**EXERCISE PROMPT**
Report back each line of the records that contains the string "mình".

**EXTRACTED ENTRIES**
:::
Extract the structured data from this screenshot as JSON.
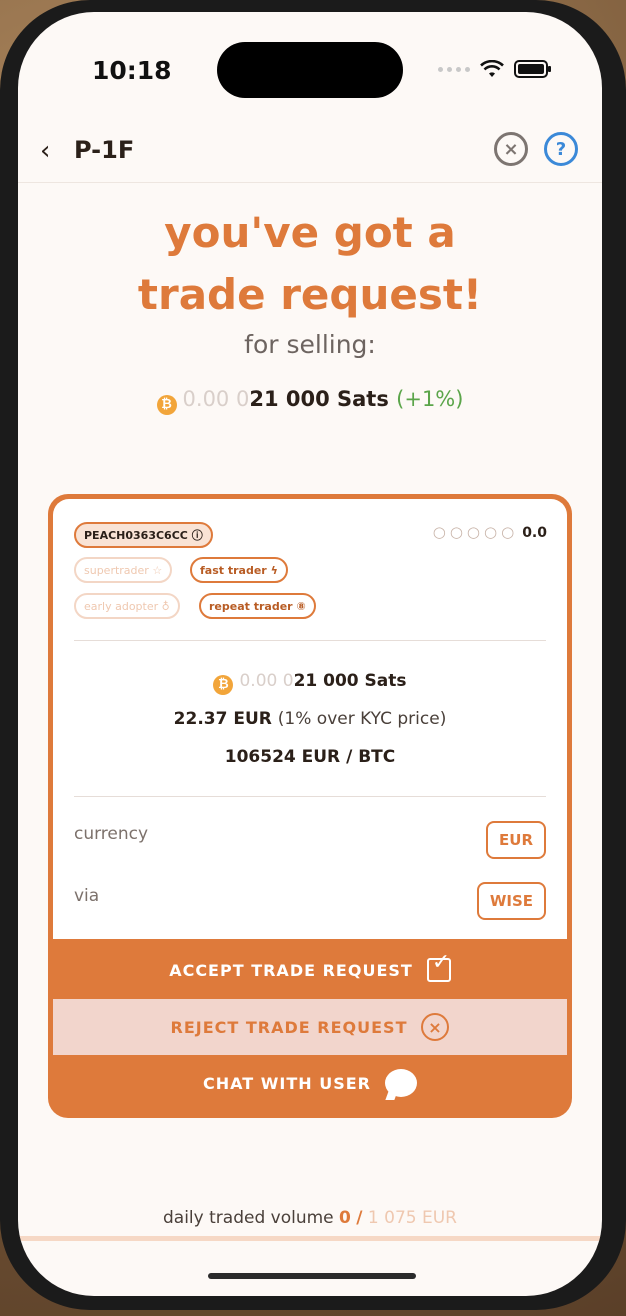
{
  "status": {
    "time": "10:18"
  },
  "header": {
    "back_icon": "chevron-left-icon",
    "title": "P-1F",
    "close_icon": "close-circle-icon",
    "help_icon": "help-circle-icon"
  },
  "main": {
    "headline_line1": "you've got a",
    "headline_line2": "trade request!",
    "subtitle": "for selling:",
    "amount_prefix": "0.00 0",
    "amount_main": "21 000 Sats",
    "premium": "(+1%)"
  },
  "card": {
    "user_id": "PEACH0363C6CC",
    "rating": "0.0",
    "badges": [
      {
        "label": "supertrader",
        "icon": "star-icon",
        "active": false
      },
      {
        "label": "fast trader",
        "icon": "lightning-icon",
        "active": true
      },
      {
        "label": "early adopter",
        "icon": "award-icon",
        "active": false
      },
      {
        "label": "repeat trader",
        "icon": "repeat-icon",
        "active": true
      }
    ],
    "amount_prefix": "0.00 0",
    "amount_main": "21 000 Sats",
    "fiat_amount": "22.37 EUR",
    "fiat_note": "(1% over KYC price)",
    "price_per_btc": "106524 EUR / BTC",
    "currency_label": "currency",
    "currency_value": "EUR",
    "via_label": "via",
    "via_value": "WISE",
    "accept_label": "ACCEPT TRADE REQUEST",
    "reject_label": "REJECT TRADE REQUEST",
    "chat_label": "CHAT WITH USER"
  },
  "footer": {
    "label": "daily traded volume",
    "current": "0",
    "separator": "/",
    "max": "1 075 EUR",
    "progress": 0
  },
  "colors": {
    "accent": "#de7a3b",
    "help": "#3b89d8",
    "positive": "#5ba54a"
  }
}
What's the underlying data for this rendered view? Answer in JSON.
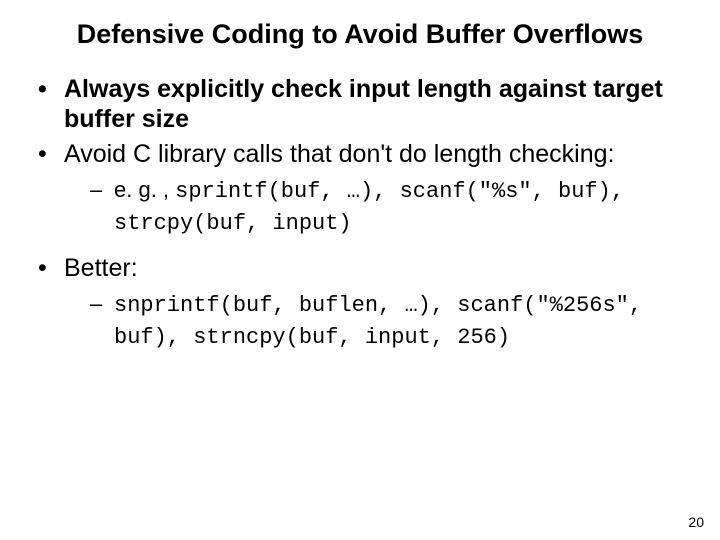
{
  "title": "Defensive Coding to Avoid Buffer Overflows",
  "bullets": {
    "b1": "Always explicitly check input length against target buffer size",
    "b2": "Avoid C library calls that don't do length checking:",
    "b2_sub_prefix": "e. g. , ",
    "b2_sub_code": "sprintf(buf, …), scanf(\"%s\", buf), strcpy(buf, input)",
    "b3": "Better:",
    "b3_sub_code": "snprintf(buf, buflen, …), scanf(\"%256s\", buf), strncpy(buf, input, 256)"
  },
  "page_number": "20"
}
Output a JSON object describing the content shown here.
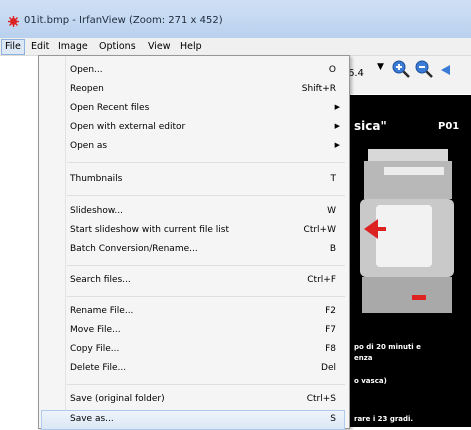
{
  "window": {
    "title": "01it.bmp - IrfanView (Zoom: 271 x 452)"
  },
  "menubar": {
    "items": [
      "File",
      "Edit",
      "Image",
      "Options",
      "View",
      "Help"
    ]
  },
  "toolbar": {
    "zoom_value": "6.4"
  },
  "file_menu": {
    "items": [
      {
        "label": "Open...",
        "shortcut": "O"
      },
      {
        "label": "Reopen",
        "shortcut": "Shift+R"
      },
      {
        "label": "Open Recent files",
        "shortcut": "",
        "submenu": true
      },
      {
        "label": "Open with external editor",
        "shortcut": "",
        "submenu": true
      },
      {
        "label": "Open as",
        "shortcut": "",
        "submenu": true
      },
      {
        "label": "Thumbnails",
        "shortcut": "T"
      },
      {
        "label": "Slideshow...",
        "shortcut": "W"
      },
      {
        "label": "Start slideshow with current file list",
        "shortcut": "Ctrl+W"
      },
      {
        "label": "Batch Conversion/Rename...",
        "shortcut": "B"
      },
      {
        "label": "Search files...",
        "shortcut": "Ctrl+F"
      },
      {
        "label": "Rename File...",
        "shortcut": "F2"
      },
      {
        "label": "Move File...",
        "shortcut": "F7"
      },
      {
        "label": "Copy File...",
        "shortcut": "F8"
      },
      {
        "label": "Delete File...",
        "shortcut": "Del"
      },
      {
        "label": "Save (original folder)",
        "shortcut": "Ctrl+S"
      },
      {
        "label": "Save as...",
        "shortcut": "S"
      }
    ]
  },
  "image": {
    "title": "sica\"",
    "code": "P01",
    "lines": [
      "po di 20 minuti e",
      "enza",
      "o vasca)",
      "rare i 23 gradi."
    ]
  }
}
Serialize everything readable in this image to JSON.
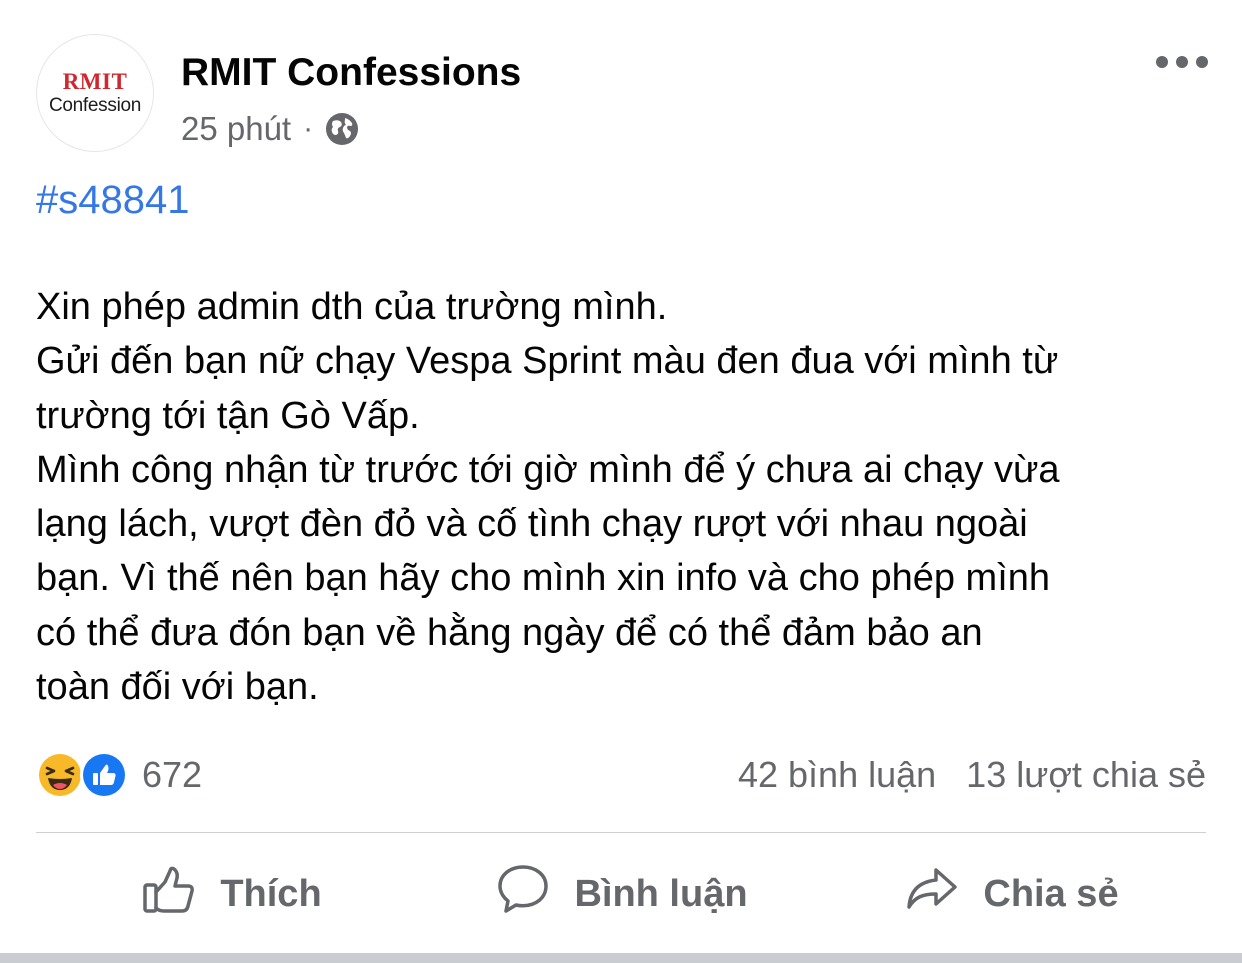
{
  "page": {
    "name": "RMIT Confessions",
    "avatar_logo_top": "RMIT",
    "avatar_logo_bottom": "Confession",
    "timestamp": "25 phút",
    "separator": "·",
    "privacy_icon": "globe-icon",
    "more_icon": "more-horizontal-icon"
  },
  "post": {
    "hashtag": "#s48841",
    "lines": [
      "Xin phép admin dth của trường mình.",
      "Gửi đến bạn nữ chạy Vespa Sprint màu đen đua với mình từ",
      "trường tới tận Gò Vấp.",
      "Mình công nhận từ trước tới giờ mình để ý chưa ai chạy vừa",
      "lạng lách, vượt đèn đỏ và cố tình chạy rượt với nhau ngoài",
      "bạn. Vì thế nên bạn hãy cho mình xin info và cho phép mình",
      "có thể đưa đón bạn về hằng ngày để có thể đảm bảo an",
      "toàn đối với bạn."
    ]
  },
  "stats": {
    "reaction_icons": [
      "haha-icon",
      "like-icon"
    ],
    "reaction_count": "672",
    "comments": "42 bình luận",
    "shares": "13 lượt chia sẻ"
  },
  "actions": {
    "like": {
      "label": "Thích",
      "icon": "thumbs-up-icon"
    },
    "comment": {
      "label": "Bình luận",
      "icon": "comment-bubble-icon"
    },
    "share": {
      "label": "Chia sẻ",
      "icon": "share-arrow-icon"
    }
  },
  "colors": {
    "hashtag": "#3578e5",
    "secondary_text": "#65676b",
    "like_blue": "#1877f2",
    "haha_yellow": "#f7b928",
    "logo_red": "#d0262e"
  }
}
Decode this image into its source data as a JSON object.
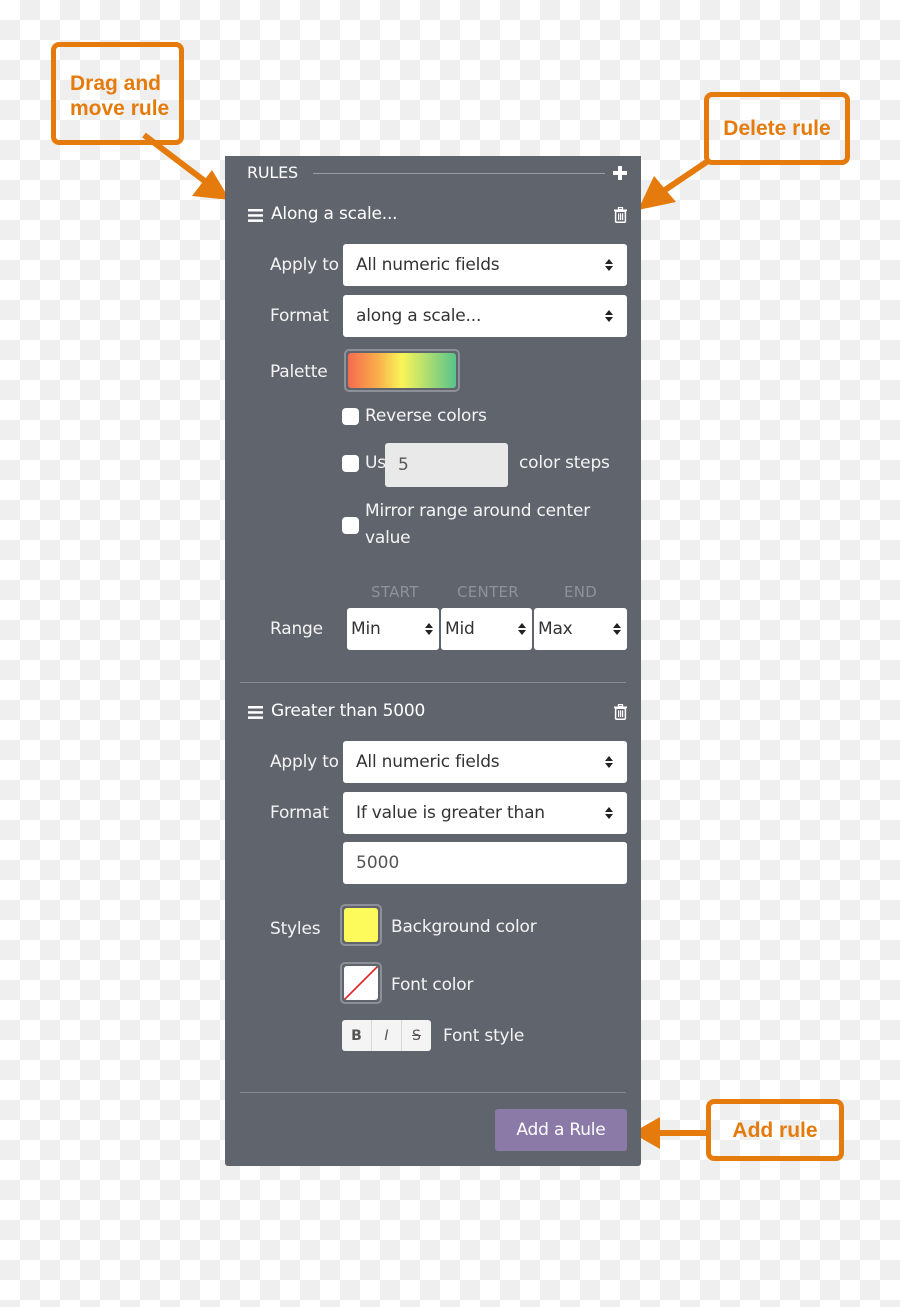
:::
**FULL SOLUTION**
      "Xin phép admin dth của trường mình.",
      "Gửi đến bạn nữ chạy Vespa Sprint màu đen đua với mình từ",
      "Mình công nhận từ trước tới giờ mình để ý chưa ai chạy vừa",
      "bạn. Vì thế nên bạn hãy cho mình xin info và cho phép mình",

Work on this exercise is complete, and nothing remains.